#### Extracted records
============

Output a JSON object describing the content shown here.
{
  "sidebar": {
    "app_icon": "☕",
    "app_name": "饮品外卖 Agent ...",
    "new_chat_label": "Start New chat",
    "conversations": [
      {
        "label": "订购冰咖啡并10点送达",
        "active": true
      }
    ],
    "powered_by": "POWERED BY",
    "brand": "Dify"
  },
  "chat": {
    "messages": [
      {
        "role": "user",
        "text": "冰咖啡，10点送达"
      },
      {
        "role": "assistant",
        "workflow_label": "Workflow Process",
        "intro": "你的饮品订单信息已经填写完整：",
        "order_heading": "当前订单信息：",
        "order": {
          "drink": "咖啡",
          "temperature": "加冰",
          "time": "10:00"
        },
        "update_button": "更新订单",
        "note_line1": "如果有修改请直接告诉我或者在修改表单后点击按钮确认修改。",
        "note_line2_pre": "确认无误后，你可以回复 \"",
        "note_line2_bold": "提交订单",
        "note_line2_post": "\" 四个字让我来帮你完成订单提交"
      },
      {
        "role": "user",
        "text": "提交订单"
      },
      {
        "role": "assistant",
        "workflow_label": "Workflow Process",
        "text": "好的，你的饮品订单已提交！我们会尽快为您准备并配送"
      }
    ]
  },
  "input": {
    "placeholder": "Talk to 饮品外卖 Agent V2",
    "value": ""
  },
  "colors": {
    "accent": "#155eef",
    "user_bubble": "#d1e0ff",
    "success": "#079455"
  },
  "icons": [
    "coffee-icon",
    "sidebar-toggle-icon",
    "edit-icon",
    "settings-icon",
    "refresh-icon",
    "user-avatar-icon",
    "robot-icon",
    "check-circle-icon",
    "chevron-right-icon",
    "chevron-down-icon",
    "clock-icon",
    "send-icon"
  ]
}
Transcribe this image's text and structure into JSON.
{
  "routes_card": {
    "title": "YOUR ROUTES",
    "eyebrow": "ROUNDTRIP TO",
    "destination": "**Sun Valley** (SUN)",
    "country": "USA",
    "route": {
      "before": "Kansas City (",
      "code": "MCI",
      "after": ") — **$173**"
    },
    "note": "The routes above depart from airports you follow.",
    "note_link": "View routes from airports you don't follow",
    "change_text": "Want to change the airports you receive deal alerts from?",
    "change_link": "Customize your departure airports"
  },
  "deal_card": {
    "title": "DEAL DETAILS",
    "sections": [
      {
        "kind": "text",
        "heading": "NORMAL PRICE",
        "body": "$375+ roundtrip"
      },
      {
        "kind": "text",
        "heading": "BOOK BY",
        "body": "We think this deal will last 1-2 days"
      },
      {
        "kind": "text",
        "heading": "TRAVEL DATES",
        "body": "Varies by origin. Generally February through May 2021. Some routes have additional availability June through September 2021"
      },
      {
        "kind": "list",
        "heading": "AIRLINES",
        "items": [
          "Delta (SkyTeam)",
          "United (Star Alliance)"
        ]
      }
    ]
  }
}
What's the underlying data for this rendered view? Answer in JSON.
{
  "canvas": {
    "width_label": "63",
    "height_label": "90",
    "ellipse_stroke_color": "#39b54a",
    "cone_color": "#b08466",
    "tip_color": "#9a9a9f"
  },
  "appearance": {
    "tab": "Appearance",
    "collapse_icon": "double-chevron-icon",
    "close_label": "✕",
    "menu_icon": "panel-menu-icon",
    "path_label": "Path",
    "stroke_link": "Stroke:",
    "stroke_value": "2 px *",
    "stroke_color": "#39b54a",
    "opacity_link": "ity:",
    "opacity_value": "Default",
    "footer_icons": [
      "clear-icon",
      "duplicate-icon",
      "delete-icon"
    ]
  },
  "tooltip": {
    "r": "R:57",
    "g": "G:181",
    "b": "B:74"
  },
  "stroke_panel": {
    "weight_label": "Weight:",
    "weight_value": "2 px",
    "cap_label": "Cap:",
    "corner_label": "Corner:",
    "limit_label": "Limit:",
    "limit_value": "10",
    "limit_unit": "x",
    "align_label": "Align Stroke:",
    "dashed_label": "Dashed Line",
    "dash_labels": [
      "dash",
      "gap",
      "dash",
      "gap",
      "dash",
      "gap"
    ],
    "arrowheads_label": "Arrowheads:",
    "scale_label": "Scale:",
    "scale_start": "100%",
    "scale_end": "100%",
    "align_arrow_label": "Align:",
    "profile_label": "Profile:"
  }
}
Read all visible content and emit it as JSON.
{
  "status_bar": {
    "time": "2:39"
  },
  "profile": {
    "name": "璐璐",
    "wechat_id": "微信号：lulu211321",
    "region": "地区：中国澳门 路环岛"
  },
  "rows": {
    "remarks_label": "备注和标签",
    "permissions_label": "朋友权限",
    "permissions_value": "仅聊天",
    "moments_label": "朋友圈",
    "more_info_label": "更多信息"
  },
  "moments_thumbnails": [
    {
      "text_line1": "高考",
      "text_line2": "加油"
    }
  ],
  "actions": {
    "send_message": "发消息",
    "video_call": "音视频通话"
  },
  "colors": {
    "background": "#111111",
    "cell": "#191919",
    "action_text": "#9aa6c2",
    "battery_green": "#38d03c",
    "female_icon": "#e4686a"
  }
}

============

#### Problem statement
All of the data must be returned exactly.

#### Response to this task
Output a JSON object describing the content shown here.
{
  "sidebar": {
    "app_icon": "☕",
    "app_name": "饮品外卖 Agent ...",
    "new_chat_label": "Start New chat",
    "conversations": [
      {
        "label": "订购冰咖啡并10点送达",
        "active": true
      }
    ],
    "powered_by": "POWERED BY",
    "brand": "Dify"
  },
  "chat": {
    "messages": [
      {
        "role": "user",
        "text": "冰咖啡，10点送达"
      },
      {
        "role": "assistant",
        "workflow_label": "Workflow Process",
        "intro": "你的饮品订单信息已经填写完整：",
        "order_heading": "当前订单信息：",
        "order": {
          "drink": "咖啡",
          "temperature": "加冰",
          "time": "10:00"
        },
        "update_button": "更新订单",
        "note_line1": "如果有修改请直接告诉我或者在修改表单后点击按钮确认修改。",
        "note_line2_pre": "确认无误后，你可以回复 \"",
        "note_line2_bold": "提交订单",
        "note_line2_post": "\" 四个字让我来帮你完成订单提交"
      },
      {
        "role": "user",
        "text": "提交订单"
      },
      {
        "role": "assistant",
        "workflow_label": "Workflow Process",
        "text": "好的，你的饮品订单已提交！我们会尽快为您准备并配送"
      }
    ]
  },
  "input": {
    "placeholder": "Talk to 饮品外卖 Agent V2",
    "value": ""
  },
  "colors": {
    "accent": "#155eef",
    "user_bubble": "#d1e0ff",
    "success": "#079455"
  },
  "icons": [
    "coffee-icon",
    "sidebar-toggle-icon",
    "edit-icon",
    "settings-icon",
    "refresh-icon",
    "user-avatar-icon",
    "robot-icon",
    "check-circle-icon",
    "chevron-right-icon",
    "chevron-down-icon",
    "clock-icon",
    "send-icon"
  ]
}
Transcribe this image's text and structure into JSON.
{
  "routes_card": {
    "title": "YOUR ROUTES",
    "eyebrow": "ROUNDTRIP TO",
    "destination": "**Sun Valley** (SUN)",
    "country": "USA",
    "route": {
      "before": "Kansas City (",
      "code": "MCI",
      "after": ") — **$173**"
    },
    "note": "The routes above depart from airports you follow.",
    "note_link": "View routes from airports you don't follow",
    "change_text": "Want to change the airports you receive deal alerts from?",
    "change_link": "Customize your departure airports"
  },
  "deal_card": {
    "title": "DEAL DETAILS",
    "sections": [
      {
        "kind": "text",
        "heading": "NORMAL PRICE",
        "body": "$375+ roundtrip"
      },
      {
        "kind": "text",
        "heading": "BOOK BY",
        "body": "We think this deal will last 1-2 days"
      },
      {
        "kind": "text",
        "heading": "TRAVEL DATES",
        "body": "Varies by origin. Generally February through May 2021. Some routes have additional availability June through September 2021"
      },
      {
        "kind": "list",
        "heading": "AIRLINES",
        "items": [
          "Delta (SkyTeam)",
          "United (Star Alliance)"
        ]
      }
    ]
  }
}
What's the underlying data for this rendered view? Answer in JSON.
{
  "canvas": {
    "width_label": "63",
    "height_label": "90",
    "ellipse_stroke_color": "#39b54a",
    "cone_color": "#b08466",
    "tip_color": "#9a9a9f"
  },
  "appearance": {
    "tab": "Appearance",
    "collapse_icon": "double-chevron-icon",
    "close_label": "✕",
    "menu_icon": "panel-menu-icon",
    "path_label": "Path",
    "stroke_link": "Stroke:",
    "stroke_value": "2 px *",
    "stroke_color": "#39b54a",
    "opacity_link": "ity:",
    "opacity_value": "Default",
    "footer_icons": [
      "clear-icon",
      "duplicate-icon",
      "delete-icon"
    ]
  },
  "tooltip": {
    "r": "R:57",
    "g": "G:181",
    "b": "B:74"
  },
  "stroke_panel": {
    "weight_label": "Weight:",
    "weight_value": "2 px",
    "cap_label": "Cap:",
    "corner_label": "Corner:",
    "limit_label": "Limit:",
    "limit_value": "10",
    "limit_unit": "x",
    "align_label": "Align Stroke:",
    "dashed_label": "Dashed Line",
    "dash_labels": [
      "dash",
      "gap",
      "dash",
      "gap",
      "dash",
      "gap"
    ],
    "arrowheads_label": "Arrowheads:",
    "scale_label": "Scale:",
    "scale_start": "100%",
    "scale_end": "100%",
    "align_arrow_label": "Align:",
    "profile_label": "Profile:"
  }
}
Read all visible content and emit it as JSON.
{
  "status_bar": {
    "time": "2:39"
  },
  "profile": {
    "name": "璐璐",
    "wechat_id": "微信号：lulu211321",
    "region": "地区：中国澳门 路环岛"
  },
  "rows": {
    "remarks_label": "备注和标签",
    "permissions_label": "朋友权限",
    "permissions_value": "仅聊天",
    "moments_label": "朋友圈",
    "more_info_label": "更多信息"
  },
  "moments_thumbnails": [
    {
      "text_line1": "高考",
      "text_line2": "加油"
    }
  ],
  "actions": {
    "send_message": "发消息",
    "video_call": "音视频通话"
  },
  "colors": {
    "background": "#111111",
    "cell": "#191919",
    "action_text": "#9aa6c2",
    "battery_green": "#38d03c",
    "female_icon": "#e4686a"
  }
}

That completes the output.